╭─ ENTRIES SHOWN

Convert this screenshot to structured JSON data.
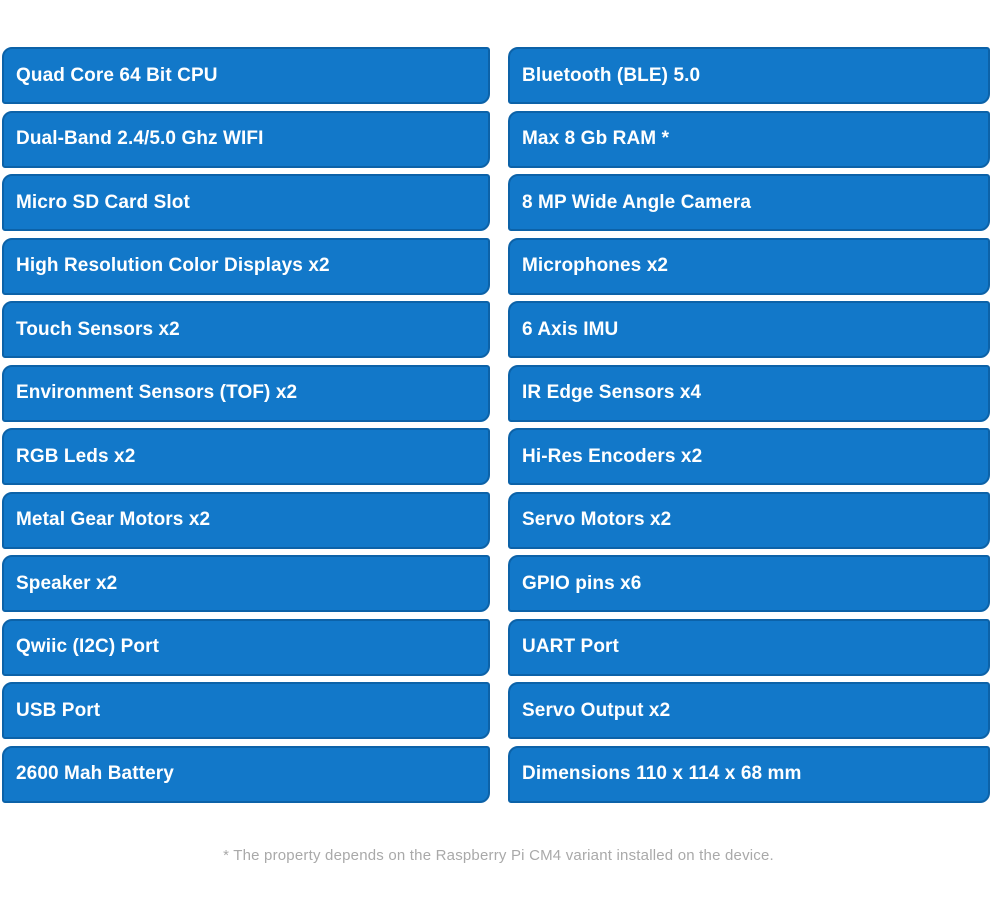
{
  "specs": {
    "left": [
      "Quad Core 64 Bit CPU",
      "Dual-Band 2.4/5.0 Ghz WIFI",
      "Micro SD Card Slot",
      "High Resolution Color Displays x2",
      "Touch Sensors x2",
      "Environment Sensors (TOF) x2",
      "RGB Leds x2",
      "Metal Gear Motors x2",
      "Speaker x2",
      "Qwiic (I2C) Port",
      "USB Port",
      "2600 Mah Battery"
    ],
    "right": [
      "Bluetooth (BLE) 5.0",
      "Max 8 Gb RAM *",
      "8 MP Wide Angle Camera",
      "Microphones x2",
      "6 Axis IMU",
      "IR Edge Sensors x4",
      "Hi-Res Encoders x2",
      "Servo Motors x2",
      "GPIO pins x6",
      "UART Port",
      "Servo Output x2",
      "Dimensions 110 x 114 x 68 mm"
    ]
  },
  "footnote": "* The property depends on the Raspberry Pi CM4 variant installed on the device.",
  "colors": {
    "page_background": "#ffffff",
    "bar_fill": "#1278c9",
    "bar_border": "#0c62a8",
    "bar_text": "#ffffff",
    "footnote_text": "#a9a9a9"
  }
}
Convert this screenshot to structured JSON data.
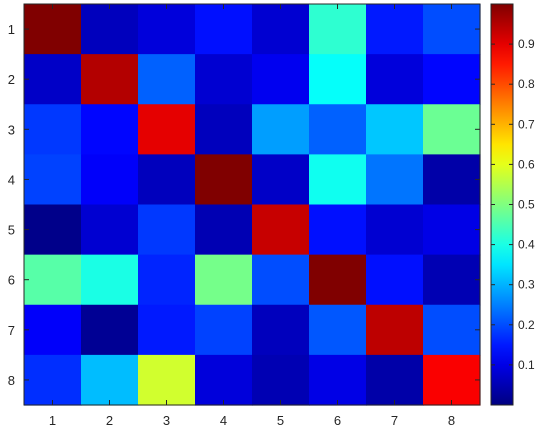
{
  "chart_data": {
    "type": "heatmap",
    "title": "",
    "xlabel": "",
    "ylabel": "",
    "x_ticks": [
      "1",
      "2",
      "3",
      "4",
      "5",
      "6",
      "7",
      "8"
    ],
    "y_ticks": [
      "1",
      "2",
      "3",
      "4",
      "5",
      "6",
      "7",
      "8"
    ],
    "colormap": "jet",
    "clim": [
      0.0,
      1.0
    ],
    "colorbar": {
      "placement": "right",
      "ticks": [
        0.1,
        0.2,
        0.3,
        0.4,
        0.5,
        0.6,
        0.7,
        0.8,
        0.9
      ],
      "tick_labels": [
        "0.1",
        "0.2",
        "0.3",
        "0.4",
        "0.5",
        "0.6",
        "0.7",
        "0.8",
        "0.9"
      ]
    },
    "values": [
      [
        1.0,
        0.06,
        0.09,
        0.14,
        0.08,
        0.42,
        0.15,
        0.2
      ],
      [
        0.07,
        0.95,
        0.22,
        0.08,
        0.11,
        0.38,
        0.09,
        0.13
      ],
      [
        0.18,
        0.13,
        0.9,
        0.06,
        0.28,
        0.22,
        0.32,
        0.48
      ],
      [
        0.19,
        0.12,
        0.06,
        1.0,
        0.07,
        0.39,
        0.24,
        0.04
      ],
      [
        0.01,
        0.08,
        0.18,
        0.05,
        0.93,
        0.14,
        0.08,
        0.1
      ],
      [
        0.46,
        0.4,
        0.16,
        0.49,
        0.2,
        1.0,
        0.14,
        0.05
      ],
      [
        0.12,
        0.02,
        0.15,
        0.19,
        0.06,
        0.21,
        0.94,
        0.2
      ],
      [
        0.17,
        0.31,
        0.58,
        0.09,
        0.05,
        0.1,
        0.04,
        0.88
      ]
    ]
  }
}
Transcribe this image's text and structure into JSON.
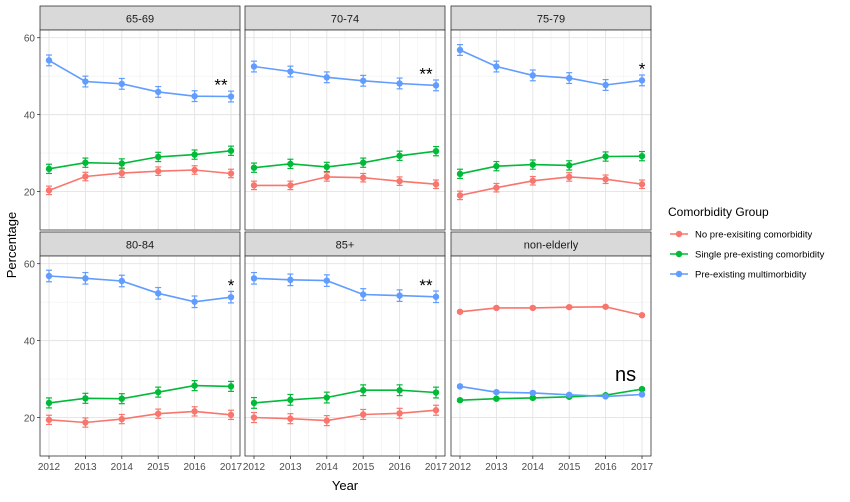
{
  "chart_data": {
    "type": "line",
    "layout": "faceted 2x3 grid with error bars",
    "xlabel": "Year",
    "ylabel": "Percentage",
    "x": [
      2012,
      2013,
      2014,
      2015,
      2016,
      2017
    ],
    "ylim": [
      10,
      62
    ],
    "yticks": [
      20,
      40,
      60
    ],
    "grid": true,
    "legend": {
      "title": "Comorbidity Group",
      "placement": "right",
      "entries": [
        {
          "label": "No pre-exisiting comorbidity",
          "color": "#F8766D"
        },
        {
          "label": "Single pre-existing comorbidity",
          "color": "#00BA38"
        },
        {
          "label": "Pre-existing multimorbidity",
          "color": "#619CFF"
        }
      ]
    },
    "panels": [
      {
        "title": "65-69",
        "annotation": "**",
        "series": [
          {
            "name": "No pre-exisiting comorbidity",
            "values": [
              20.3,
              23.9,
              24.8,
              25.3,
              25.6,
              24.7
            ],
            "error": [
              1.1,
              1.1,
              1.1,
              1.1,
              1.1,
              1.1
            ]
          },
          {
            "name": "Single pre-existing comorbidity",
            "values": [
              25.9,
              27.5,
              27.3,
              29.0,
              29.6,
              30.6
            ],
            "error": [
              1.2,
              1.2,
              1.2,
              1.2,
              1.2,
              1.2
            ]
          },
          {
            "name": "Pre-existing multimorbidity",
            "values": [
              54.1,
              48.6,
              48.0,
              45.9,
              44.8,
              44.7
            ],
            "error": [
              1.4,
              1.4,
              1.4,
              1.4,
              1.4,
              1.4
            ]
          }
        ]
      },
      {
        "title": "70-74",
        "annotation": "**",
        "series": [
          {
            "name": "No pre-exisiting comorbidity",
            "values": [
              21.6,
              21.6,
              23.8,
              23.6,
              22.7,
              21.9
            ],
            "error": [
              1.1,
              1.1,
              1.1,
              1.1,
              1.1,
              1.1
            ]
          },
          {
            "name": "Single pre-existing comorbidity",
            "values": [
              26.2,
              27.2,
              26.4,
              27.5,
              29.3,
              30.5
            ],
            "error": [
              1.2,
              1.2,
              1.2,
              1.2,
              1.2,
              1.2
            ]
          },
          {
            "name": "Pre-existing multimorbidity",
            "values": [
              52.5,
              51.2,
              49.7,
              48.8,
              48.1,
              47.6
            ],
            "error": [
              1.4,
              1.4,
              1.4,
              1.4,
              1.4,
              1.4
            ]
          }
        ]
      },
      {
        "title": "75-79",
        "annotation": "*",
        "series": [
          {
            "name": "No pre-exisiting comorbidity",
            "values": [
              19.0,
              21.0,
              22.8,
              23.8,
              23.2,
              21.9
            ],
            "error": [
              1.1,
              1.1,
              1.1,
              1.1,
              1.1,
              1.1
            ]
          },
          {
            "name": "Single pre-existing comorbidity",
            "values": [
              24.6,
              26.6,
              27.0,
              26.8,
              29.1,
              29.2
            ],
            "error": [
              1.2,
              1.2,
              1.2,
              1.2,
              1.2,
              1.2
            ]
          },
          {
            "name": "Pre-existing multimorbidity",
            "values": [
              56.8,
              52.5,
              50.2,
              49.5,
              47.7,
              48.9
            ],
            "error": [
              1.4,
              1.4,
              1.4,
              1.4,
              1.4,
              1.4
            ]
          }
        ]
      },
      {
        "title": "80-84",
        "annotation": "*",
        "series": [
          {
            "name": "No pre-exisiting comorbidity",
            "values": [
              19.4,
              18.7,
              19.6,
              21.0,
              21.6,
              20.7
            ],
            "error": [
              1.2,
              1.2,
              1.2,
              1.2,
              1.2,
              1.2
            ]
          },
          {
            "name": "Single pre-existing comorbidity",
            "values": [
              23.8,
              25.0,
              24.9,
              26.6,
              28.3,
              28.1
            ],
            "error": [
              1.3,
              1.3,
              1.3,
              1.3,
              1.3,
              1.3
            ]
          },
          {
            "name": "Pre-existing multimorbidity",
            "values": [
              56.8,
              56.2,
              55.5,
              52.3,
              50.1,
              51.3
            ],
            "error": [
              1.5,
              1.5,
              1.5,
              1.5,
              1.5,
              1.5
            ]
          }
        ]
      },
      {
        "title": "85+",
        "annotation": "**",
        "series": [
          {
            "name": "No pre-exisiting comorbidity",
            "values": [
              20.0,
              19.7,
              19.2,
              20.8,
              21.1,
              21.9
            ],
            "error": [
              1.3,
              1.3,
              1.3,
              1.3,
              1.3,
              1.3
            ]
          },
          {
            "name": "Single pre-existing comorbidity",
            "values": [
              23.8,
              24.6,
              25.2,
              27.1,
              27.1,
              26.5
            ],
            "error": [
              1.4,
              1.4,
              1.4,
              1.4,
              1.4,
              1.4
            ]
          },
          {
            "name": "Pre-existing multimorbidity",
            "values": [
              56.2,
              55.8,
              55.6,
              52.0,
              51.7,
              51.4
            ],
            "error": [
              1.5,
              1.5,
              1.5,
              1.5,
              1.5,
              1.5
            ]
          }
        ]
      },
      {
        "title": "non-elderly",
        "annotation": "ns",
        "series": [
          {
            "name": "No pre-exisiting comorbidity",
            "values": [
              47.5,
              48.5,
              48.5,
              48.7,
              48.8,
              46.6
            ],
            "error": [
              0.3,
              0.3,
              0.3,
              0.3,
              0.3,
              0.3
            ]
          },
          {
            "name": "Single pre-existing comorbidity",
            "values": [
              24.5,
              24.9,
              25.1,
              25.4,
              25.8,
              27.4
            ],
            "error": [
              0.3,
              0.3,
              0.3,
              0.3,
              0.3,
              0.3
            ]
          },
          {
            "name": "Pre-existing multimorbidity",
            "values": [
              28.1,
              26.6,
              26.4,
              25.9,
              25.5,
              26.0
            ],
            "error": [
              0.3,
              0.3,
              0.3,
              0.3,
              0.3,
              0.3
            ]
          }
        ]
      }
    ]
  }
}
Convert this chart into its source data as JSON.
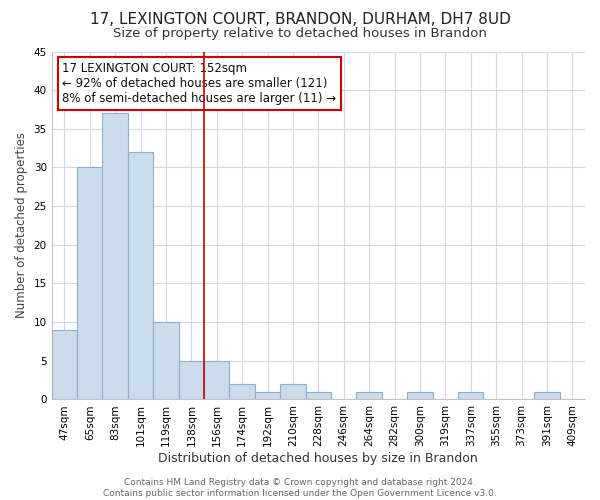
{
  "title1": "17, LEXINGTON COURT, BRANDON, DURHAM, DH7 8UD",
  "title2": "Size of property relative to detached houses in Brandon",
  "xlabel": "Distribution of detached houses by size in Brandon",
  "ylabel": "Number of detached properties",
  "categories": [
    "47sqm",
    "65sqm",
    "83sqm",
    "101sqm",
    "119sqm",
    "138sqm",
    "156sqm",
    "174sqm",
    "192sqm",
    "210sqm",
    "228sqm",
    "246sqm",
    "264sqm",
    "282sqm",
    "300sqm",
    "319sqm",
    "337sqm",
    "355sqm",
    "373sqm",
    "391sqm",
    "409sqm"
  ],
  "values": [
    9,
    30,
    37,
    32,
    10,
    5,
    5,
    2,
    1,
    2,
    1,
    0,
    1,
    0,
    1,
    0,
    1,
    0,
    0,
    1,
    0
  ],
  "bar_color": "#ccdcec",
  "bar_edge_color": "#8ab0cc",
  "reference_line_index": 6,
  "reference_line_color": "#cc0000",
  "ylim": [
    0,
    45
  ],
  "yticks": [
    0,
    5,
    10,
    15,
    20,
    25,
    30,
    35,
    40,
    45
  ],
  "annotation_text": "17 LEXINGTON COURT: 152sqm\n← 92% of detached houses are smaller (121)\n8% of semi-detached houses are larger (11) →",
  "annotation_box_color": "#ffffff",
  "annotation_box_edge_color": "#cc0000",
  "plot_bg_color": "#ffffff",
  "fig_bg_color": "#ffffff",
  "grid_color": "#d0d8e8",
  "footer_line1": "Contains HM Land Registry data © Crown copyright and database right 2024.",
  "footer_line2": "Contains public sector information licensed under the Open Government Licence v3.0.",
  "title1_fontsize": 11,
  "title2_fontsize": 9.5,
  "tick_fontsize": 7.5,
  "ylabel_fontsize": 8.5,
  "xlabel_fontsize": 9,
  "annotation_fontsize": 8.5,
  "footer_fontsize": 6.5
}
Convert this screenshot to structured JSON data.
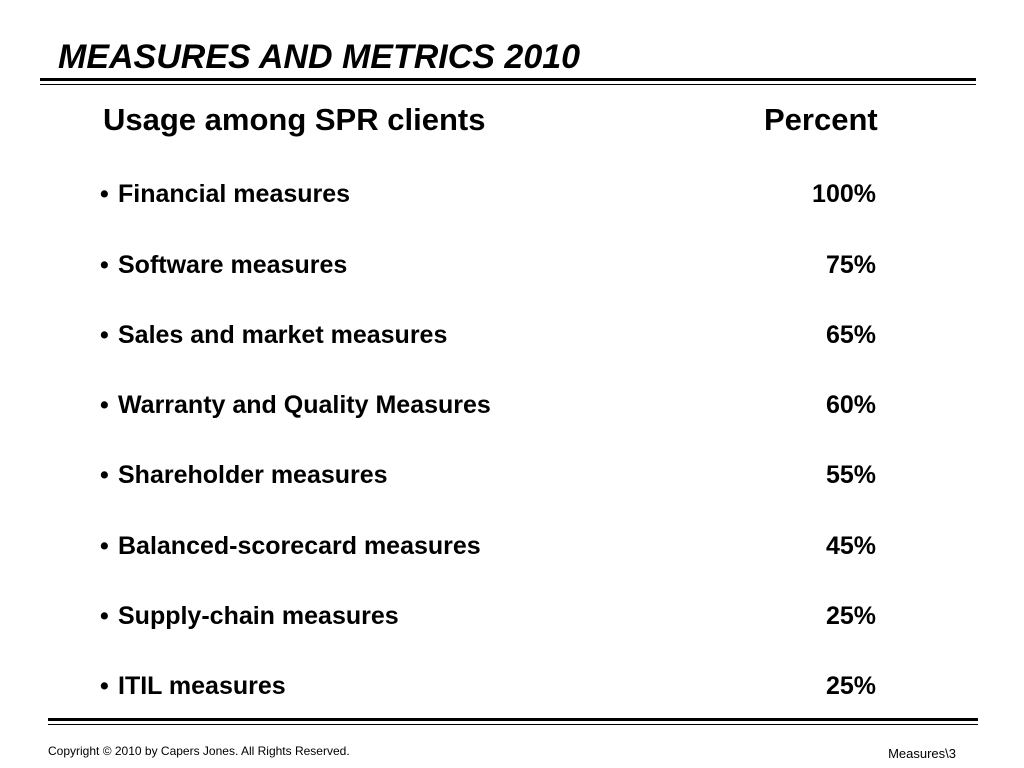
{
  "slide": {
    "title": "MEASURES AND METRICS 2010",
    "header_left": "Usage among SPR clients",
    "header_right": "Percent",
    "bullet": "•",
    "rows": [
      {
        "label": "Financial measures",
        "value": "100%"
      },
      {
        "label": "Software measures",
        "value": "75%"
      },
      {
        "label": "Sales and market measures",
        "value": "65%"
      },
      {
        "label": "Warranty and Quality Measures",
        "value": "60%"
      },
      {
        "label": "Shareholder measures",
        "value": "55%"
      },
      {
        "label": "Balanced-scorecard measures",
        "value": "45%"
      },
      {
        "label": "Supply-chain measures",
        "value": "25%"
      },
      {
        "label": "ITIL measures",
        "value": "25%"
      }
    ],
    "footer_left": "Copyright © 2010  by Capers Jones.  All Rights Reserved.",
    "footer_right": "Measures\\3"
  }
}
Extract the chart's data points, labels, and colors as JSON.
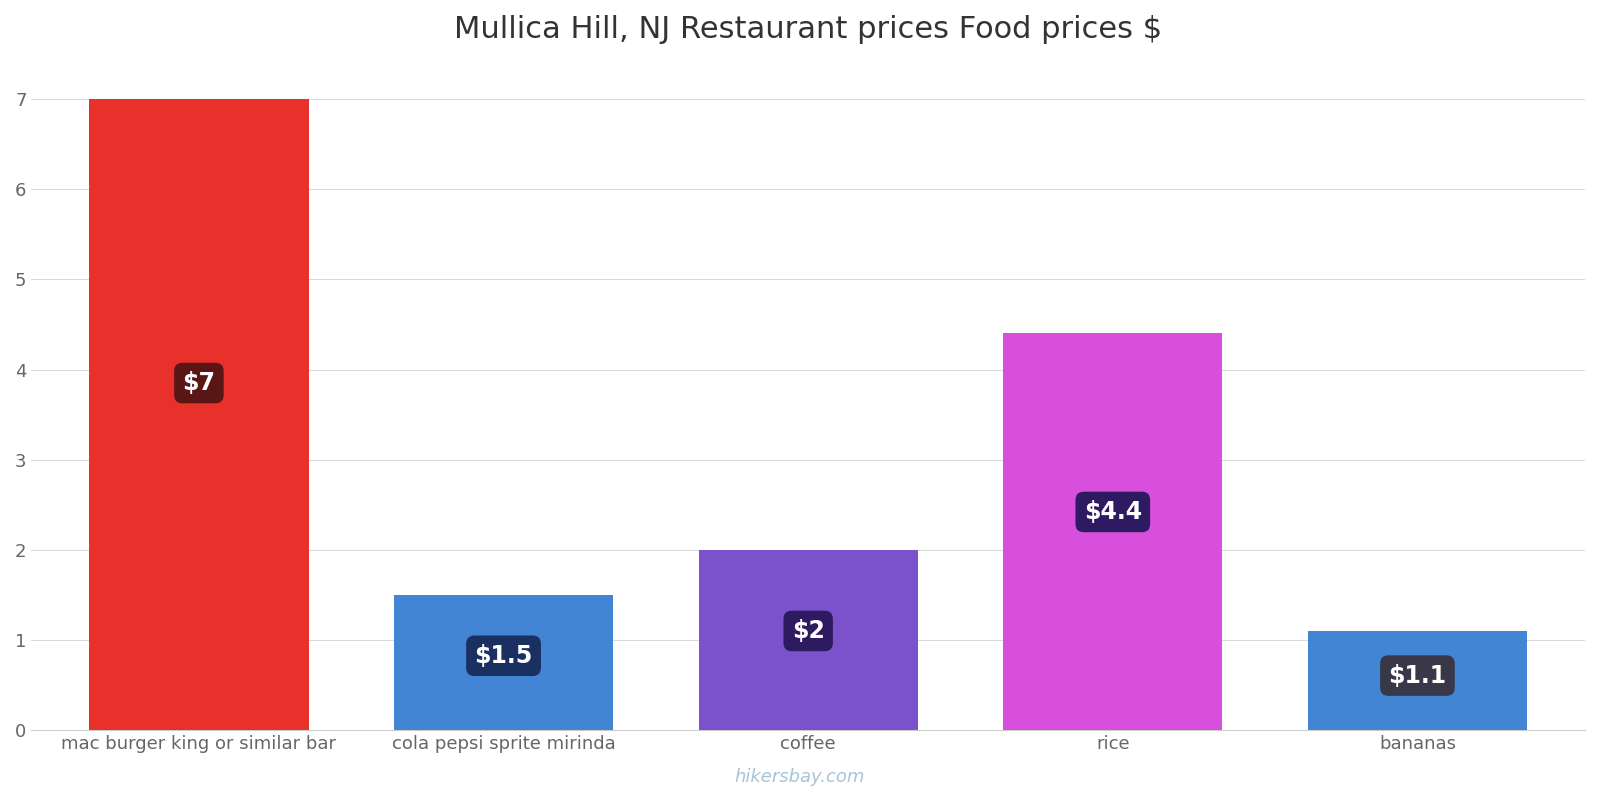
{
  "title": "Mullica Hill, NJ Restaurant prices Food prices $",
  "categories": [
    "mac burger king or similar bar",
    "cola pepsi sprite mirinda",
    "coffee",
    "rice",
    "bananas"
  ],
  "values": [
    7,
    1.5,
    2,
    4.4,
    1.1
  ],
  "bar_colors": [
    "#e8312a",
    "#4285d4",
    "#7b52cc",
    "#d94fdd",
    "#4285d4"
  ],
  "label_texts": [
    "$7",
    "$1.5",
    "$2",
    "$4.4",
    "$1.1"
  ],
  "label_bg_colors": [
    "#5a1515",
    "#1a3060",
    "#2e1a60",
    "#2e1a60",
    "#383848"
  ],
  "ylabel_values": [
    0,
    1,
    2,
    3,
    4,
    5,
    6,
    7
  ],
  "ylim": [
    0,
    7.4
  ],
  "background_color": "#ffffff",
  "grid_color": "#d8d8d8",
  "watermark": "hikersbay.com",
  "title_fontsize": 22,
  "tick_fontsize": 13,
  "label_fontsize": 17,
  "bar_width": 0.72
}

╰─

STATED GOAL:
In the records above, find each line that holds the word "Motors"; copy all such lines.

OUTPUT FOR THIS EXERCISE:
      "Metal Gear Motors x2",
      "Servo Motors x2",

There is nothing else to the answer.